=== SUPPLIED RECORDS ===
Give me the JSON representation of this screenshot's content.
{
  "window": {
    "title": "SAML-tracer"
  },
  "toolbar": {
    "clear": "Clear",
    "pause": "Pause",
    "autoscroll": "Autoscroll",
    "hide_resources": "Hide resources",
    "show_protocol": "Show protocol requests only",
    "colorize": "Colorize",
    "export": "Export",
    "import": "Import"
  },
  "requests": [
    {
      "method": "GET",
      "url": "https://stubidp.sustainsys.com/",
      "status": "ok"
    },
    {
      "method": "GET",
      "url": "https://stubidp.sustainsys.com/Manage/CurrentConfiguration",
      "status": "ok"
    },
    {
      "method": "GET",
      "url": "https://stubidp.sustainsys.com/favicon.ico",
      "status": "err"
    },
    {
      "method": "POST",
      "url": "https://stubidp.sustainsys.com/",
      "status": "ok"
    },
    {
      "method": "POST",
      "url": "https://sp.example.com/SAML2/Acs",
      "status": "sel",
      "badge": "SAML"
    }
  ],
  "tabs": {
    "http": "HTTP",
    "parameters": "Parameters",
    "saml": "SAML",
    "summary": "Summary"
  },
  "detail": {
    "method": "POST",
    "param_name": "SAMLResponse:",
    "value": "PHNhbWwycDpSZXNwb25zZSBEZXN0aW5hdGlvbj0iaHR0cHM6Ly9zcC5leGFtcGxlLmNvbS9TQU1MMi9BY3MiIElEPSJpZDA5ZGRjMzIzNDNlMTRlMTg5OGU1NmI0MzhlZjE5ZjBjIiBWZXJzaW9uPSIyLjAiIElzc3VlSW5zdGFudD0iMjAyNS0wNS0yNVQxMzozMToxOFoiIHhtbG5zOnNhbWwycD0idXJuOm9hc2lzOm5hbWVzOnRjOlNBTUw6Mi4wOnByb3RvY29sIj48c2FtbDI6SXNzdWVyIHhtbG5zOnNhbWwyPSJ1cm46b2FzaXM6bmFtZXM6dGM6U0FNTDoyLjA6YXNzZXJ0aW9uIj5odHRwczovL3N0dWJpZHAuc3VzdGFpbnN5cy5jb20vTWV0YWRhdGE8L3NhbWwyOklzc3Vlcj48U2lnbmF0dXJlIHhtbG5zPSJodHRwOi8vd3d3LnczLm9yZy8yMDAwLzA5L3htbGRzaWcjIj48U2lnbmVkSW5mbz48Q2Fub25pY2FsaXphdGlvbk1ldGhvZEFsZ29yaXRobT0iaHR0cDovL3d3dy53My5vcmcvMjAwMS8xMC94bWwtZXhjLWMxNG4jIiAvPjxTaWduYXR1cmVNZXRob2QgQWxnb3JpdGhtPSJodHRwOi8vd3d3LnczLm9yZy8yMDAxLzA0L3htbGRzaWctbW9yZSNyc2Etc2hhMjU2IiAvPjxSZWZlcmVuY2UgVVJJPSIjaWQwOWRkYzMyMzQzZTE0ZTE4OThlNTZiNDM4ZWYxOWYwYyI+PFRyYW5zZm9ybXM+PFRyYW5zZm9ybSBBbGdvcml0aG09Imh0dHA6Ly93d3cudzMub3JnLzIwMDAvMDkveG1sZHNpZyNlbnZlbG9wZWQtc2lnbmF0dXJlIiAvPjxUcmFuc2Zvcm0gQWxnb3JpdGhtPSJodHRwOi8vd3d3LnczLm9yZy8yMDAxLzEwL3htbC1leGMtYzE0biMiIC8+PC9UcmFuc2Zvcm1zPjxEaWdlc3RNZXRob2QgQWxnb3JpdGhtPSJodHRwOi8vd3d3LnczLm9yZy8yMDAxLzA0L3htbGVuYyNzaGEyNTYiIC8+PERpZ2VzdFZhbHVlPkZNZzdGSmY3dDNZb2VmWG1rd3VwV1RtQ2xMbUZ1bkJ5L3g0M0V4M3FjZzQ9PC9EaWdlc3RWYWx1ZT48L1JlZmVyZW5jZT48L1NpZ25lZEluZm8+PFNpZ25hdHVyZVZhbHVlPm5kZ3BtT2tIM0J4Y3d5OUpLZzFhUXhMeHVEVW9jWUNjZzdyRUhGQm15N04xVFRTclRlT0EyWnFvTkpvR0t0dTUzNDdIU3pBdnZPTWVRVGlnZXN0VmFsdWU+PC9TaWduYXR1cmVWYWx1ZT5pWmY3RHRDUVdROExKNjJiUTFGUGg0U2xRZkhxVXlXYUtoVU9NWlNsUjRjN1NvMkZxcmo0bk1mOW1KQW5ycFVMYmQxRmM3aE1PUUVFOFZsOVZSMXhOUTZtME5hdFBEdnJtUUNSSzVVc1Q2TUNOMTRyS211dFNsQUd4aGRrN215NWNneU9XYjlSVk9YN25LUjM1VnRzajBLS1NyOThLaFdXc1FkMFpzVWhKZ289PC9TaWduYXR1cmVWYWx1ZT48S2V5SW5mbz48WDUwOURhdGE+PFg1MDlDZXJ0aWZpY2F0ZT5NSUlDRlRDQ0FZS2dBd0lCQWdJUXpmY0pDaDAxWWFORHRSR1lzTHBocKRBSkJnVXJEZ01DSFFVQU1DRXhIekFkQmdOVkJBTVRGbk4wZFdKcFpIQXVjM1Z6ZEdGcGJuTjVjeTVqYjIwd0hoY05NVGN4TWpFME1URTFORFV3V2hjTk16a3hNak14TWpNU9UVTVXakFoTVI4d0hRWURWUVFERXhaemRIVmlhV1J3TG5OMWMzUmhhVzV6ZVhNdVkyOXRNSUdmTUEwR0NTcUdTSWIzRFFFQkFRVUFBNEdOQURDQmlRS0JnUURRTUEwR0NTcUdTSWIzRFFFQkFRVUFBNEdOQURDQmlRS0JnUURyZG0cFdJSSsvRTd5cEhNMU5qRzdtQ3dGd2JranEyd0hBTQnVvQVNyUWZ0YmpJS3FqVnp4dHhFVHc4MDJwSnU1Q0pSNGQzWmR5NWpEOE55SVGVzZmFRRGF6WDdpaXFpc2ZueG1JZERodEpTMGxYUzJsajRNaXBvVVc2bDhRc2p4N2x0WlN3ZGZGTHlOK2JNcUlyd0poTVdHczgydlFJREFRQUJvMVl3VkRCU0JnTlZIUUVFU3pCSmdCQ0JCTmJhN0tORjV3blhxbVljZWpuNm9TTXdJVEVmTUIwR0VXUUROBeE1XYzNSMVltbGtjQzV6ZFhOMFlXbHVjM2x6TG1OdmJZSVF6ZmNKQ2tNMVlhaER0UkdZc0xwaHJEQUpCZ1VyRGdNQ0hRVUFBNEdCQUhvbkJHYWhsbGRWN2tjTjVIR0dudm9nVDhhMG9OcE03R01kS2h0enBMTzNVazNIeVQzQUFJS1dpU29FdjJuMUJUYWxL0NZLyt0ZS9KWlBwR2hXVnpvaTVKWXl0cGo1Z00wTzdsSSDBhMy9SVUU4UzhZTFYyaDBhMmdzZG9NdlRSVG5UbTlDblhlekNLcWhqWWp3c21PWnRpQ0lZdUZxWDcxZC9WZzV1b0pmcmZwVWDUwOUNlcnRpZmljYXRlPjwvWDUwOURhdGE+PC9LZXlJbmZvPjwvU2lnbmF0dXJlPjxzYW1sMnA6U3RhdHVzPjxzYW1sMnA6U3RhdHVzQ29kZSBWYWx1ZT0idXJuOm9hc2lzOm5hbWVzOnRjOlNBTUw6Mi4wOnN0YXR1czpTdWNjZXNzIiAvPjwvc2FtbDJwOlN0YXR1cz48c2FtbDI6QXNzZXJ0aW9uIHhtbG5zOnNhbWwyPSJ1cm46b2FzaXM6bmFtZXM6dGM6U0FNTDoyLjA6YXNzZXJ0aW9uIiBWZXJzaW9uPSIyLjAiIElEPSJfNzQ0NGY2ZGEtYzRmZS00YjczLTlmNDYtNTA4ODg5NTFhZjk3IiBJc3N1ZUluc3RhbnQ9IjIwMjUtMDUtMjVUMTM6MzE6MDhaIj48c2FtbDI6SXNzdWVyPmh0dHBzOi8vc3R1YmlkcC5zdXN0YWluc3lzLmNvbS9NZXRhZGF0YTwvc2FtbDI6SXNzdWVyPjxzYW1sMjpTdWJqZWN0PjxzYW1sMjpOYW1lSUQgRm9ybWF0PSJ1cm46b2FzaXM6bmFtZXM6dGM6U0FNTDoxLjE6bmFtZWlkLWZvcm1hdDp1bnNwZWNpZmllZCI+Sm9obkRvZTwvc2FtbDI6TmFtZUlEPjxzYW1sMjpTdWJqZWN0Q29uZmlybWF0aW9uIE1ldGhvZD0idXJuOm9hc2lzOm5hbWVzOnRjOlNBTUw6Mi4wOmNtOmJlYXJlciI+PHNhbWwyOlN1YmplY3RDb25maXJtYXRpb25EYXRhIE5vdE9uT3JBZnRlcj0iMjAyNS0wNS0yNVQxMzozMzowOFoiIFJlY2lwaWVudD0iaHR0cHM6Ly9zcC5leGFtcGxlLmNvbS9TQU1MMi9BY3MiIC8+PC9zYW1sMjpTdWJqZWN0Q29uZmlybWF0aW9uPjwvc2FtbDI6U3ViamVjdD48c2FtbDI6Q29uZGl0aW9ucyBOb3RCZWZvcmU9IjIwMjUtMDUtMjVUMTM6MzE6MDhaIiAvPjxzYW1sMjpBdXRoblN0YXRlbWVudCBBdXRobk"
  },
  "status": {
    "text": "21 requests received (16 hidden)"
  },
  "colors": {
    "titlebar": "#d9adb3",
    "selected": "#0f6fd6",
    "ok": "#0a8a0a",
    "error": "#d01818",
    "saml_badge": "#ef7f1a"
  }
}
===
STATED TASK: In the records above, locate the lines holding the word "stubidp". Copy each of them.

COMPLETE OUTPUT:
      "url": "https://stubidp.sustainsys.com/",
      "url": "https://stubidp.sustainsys.com/Manage/CurrentConfiguration",
      "url": "https://stubidp.sustainsys.com/favicon.ico",
      "url": "https://stubidp.sustainsys.com/",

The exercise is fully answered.